• Records shown
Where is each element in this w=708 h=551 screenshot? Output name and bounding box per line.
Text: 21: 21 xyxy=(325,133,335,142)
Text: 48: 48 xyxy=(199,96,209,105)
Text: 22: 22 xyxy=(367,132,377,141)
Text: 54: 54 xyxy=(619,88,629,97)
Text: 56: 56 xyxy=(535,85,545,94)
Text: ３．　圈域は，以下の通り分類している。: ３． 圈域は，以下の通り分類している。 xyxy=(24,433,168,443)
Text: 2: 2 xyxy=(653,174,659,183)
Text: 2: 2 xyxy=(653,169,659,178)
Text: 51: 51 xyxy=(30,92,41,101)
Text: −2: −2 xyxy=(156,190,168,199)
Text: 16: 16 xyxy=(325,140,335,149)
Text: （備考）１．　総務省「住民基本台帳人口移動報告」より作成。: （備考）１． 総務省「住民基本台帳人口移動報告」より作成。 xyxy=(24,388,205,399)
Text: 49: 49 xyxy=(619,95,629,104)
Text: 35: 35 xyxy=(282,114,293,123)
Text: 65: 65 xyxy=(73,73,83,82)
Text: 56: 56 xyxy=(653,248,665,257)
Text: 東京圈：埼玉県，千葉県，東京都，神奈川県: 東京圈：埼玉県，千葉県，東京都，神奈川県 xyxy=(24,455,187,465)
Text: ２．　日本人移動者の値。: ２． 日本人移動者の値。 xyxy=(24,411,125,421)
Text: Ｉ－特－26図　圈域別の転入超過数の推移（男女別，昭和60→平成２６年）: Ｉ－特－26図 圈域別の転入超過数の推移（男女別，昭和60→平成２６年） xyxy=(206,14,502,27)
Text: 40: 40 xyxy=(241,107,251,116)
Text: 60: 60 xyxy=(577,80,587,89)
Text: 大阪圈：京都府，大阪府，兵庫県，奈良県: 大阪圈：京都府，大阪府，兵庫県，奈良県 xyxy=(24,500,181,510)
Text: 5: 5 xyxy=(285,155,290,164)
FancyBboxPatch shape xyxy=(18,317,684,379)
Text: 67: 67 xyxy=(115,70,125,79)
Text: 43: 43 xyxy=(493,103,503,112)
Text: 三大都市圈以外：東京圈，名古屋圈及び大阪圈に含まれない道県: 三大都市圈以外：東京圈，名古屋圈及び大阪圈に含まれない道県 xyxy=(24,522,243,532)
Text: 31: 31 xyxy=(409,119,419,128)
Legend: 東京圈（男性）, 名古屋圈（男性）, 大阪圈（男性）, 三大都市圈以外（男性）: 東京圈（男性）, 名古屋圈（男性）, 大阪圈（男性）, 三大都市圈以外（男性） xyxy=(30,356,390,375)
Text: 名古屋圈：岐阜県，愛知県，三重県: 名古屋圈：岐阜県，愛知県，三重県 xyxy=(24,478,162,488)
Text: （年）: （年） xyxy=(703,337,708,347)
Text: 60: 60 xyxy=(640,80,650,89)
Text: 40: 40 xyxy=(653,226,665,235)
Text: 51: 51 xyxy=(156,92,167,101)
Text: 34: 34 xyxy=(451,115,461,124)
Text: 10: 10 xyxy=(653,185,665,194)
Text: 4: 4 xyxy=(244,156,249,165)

• Written task
Can you output every line of the records above again, character for character and in the same order?

• Result of the task
Where is each element in this w=708 h=551 screenshot? Output name and bounding box per line.
Text: 21: 21 xyxy=(325,133,335,142)
Text: 48: 48 xyxy=(199,96,209,105)
Text: 22: 22 xyxy=(367,132,377,141)
Text: 54: 54 xyxy=(619,88,629,97)
Text: 56: 56 xyxy=(535,85,545,94)
Text: ３．　圈域は，以下の通り分類している。: ３． 圈域は，以下の通り分類している。 xyxy=(24,433,168,443)
Text: 2: 2 xyxy=(653,174,659,183)
Text: 2: 2 xyxy=(653,169,659,178)
Text: 51: 51 xyxy=(30,92,41,101)
Text: −2: −2 xyxy=(156,190,168,199)
Text: 16: 16 xyxy=(325,140,335,149)
Text: （備考）１．　総務省「住民基本台帳人口移動報告」より作成。: （備考）１． 総務省「住民基本台帳人口移動報告」より作成。 xyxy=(24,388,205,399)
Text: 49: 49 xyxy=(619,95,629,104)
Text: 35: 35 xyxy=(282,114,293,123)
Text: 65: 65 xyxy=(73,73,83,82)
Text: 56: 56 xyxy=(653,248,665,257)
Text: 東京圈：埼玉県，千葉県，東京都，神奈川県: 東京圈：埼玉県，千葉県，東京都，神奈川県 xyxy=(24,455,187,465)
Text: ２．　日本人移動者の値。: ２． 日本人移動者の値。 xyxy=(24,411,125,421)
Text: Ｉ－特－26図　圈域別の転入超過数の推移（男女別，昭和60→平成２６年）: Ｉ－特－26図 圈域別の転入超過数の推移（男女別，昭和60→平成２６年） xyxy=(206,14,502,27)
Text: 40: 40 xyxy=(241,107,251,116)
Text: 60: 60 xyxy=(577,80,587,89)
Text: 大阪圈：京都府，大阪府，兵庫県，奈良県: 大阪圈：京都府，大阪府，兵庫県，奈良県 xyxy=(24,500,181,510)
Text: 5: 5 xyxy=(285,155,290,164)
FancyBboxPatch shape xyxy=(18,317,684,379)
Text: 67: 67 xyxy=(115,70,125,79)
Text: 43: 43 xyxy=(493,103,503,112)
Text: 三大都市圈以外：東京圈，名古屋圈及び大阪圈に含まれない道県: 三大都市圈以外：東京圈，名古屋圈及び大阪圈に含まれない道県 xyxy=(24,522,243,532)
Text: 31: 31 xyxy=(409,119,419,128)
Legend: 東京圈（男性）, 名古屋圈（男性）, 大阪圈（男性）, 三大都市圈以外（男性）: 東京圈（男性）, 名古屋圈（男性）, 大阪圈（男性）, 三大都市圈以外（男性） xyxy=(30,356,390,375)
Text: 名古屋圈：岐阜県，愛知県，三重県: 名古屋圈：岐阜県，愛知県，三重県 xyxy=(24,478,162,488)
Text: （年）: （年） xyxy=(703,337,708,347)
Text: 60: 60 xyxy=(640,80,650,89)
Text: 40: 40 xyxy=(653,226,665,235)
Text: 51: 51 xyxy=(156,92,167,101)
Text: 34: 34 xyxy=(451,115,461,124)
Text: 10: 10 xyxy=(653,185,665,194)
Text: 4: 4 xyxy=(244,156,249,165)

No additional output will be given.